> **Set task**: Among the entries, which lines carry the string "increments"? Copy each of them.

— Start of Given entries —

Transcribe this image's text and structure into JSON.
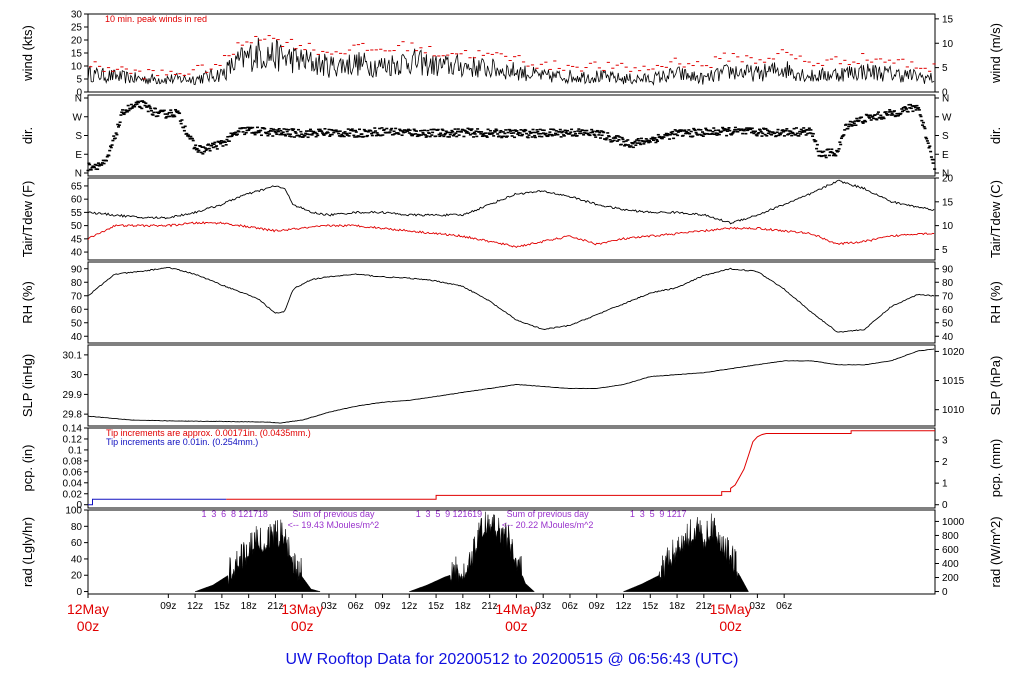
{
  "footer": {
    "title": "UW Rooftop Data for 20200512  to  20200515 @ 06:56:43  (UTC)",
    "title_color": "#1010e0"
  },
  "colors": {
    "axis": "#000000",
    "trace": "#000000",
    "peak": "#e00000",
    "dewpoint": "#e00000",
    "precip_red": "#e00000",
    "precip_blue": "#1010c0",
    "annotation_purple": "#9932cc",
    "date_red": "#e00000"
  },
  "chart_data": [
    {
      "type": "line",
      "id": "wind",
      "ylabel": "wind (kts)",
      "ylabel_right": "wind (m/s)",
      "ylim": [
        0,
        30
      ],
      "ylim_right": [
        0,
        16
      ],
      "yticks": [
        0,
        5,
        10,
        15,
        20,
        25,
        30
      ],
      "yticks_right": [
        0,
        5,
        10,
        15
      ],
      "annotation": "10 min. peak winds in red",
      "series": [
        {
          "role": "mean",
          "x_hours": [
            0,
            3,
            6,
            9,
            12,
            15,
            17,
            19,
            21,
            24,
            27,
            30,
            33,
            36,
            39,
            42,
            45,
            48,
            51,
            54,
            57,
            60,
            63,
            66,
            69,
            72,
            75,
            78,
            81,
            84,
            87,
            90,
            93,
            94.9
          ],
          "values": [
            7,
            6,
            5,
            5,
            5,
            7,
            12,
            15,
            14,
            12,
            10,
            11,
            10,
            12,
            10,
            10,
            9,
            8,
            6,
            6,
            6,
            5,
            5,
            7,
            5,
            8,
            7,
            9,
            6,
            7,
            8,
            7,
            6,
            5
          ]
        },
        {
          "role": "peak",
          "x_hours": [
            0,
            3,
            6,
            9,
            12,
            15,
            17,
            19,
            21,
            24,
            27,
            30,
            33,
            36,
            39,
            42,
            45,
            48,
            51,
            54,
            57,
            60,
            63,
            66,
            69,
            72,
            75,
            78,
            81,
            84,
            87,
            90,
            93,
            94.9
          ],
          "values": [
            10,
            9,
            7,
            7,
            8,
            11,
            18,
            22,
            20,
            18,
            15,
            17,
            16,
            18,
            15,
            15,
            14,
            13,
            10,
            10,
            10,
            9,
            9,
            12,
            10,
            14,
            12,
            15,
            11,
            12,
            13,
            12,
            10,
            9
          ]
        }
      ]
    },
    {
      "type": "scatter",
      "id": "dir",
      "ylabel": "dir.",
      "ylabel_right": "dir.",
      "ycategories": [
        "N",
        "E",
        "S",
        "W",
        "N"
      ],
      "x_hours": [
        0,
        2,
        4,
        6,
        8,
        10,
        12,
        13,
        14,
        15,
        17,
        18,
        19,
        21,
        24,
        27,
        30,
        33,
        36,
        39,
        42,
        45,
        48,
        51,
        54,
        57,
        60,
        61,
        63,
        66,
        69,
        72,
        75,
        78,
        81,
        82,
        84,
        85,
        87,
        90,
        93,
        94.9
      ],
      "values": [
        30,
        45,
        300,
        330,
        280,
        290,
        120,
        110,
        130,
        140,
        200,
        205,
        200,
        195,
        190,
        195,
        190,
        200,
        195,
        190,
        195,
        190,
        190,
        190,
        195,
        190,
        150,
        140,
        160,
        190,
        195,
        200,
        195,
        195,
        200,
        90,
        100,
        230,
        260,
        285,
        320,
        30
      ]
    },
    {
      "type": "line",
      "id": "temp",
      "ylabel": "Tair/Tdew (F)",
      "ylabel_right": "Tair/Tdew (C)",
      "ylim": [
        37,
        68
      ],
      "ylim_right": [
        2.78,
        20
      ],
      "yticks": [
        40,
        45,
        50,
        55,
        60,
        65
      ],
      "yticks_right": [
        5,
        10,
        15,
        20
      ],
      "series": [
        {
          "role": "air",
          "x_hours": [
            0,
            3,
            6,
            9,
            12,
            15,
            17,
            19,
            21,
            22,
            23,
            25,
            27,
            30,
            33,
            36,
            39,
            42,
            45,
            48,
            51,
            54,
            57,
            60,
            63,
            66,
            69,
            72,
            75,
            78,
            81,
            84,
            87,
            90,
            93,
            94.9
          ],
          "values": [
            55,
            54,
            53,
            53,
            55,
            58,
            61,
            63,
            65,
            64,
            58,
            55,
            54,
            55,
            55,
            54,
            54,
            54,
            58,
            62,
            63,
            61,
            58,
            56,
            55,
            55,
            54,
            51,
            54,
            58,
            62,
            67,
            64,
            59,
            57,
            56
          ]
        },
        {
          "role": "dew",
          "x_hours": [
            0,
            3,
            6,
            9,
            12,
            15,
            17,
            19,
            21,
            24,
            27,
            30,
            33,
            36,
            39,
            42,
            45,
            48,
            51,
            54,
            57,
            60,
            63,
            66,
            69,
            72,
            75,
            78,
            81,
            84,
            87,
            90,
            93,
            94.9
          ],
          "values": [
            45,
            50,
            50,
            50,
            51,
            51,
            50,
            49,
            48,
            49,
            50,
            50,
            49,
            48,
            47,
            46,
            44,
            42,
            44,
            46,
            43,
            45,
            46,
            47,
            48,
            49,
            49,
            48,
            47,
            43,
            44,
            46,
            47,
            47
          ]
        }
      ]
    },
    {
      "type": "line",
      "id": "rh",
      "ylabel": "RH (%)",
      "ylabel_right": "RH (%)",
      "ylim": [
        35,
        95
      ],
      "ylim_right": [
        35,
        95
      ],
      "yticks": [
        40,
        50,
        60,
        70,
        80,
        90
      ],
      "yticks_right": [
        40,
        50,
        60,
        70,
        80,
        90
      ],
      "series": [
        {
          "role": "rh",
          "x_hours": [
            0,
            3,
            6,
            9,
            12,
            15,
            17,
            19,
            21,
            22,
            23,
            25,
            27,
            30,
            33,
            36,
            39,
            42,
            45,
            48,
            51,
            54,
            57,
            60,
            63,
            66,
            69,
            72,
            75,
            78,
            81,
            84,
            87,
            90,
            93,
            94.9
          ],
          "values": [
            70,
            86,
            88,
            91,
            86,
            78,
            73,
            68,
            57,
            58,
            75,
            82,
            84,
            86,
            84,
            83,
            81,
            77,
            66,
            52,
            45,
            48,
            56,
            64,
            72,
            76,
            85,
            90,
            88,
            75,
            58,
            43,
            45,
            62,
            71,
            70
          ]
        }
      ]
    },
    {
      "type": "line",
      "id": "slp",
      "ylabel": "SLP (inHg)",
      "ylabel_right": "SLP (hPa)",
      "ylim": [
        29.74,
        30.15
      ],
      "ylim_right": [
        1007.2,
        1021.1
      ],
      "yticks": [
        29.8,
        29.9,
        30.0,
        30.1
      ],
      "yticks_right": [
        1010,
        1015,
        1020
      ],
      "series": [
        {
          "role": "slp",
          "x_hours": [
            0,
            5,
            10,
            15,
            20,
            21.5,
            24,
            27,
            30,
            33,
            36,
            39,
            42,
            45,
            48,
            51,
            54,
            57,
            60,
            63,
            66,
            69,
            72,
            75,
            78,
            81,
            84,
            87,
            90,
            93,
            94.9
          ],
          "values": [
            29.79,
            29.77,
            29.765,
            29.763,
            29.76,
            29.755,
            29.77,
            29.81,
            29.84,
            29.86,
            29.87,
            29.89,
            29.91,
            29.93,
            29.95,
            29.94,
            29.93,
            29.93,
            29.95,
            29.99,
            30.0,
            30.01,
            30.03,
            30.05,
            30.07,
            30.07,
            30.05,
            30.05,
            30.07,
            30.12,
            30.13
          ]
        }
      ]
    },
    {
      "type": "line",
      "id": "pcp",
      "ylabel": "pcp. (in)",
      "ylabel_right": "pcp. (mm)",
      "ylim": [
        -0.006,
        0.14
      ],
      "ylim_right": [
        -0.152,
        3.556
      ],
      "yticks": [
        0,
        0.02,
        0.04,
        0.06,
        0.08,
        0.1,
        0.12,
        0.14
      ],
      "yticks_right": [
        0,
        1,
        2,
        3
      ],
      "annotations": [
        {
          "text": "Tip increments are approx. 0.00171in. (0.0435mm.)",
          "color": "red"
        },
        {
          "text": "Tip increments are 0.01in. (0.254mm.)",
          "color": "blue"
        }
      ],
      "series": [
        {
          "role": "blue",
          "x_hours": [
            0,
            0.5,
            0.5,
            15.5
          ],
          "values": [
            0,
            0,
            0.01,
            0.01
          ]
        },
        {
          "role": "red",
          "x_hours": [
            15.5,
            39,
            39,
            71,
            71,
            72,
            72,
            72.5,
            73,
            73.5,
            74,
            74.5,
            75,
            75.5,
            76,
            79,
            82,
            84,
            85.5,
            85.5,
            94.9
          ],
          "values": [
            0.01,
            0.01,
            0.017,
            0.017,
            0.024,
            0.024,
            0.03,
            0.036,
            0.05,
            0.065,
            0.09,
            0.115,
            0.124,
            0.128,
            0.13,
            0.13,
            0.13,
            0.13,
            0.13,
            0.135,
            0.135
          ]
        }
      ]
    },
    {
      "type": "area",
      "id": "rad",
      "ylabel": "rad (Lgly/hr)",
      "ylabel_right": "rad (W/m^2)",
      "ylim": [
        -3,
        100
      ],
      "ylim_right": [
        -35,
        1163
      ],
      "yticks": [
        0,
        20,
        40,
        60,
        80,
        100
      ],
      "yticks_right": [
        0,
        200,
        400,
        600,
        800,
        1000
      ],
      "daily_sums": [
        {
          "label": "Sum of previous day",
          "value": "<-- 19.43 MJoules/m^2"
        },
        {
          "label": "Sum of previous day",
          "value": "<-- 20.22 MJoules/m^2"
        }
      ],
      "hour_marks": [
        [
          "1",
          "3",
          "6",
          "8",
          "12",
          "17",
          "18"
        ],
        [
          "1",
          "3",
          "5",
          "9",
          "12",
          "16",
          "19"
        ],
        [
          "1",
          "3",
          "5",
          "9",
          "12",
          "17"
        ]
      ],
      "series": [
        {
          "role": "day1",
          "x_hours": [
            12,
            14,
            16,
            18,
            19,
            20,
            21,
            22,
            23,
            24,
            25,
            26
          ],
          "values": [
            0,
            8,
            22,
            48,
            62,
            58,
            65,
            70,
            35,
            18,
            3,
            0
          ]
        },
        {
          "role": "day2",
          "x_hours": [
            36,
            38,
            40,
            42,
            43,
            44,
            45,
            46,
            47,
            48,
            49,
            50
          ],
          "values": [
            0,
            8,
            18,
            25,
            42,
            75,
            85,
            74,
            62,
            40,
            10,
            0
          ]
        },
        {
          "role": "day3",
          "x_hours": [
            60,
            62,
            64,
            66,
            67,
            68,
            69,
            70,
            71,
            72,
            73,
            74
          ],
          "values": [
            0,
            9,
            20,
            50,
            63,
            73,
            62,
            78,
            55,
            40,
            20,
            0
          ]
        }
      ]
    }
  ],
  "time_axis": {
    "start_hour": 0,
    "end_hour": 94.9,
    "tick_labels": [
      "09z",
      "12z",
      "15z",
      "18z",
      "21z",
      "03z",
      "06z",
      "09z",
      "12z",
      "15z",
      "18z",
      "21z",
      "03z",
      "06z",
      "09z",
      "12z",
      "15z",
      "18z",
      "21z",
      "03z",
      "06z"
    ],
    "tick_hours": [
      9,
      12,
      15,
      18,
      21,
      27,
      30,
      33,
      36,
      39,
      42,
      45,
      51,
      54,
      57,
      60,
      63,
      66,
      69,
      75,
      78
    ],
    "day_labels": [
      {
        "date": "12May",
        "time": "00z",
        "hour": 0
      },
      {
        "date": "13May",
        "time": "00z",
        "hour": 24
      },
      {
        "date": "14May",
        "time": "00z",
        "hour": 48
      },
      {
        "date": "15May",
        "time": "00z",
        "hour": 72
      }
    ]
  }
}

— End of Given entries —

> **Exercise solution**:
          "text": "Tip increments are approx. 0.00171in. (0.0435mm.)",
          "text": "Tip increments are 0.01in. (0.254mm.)",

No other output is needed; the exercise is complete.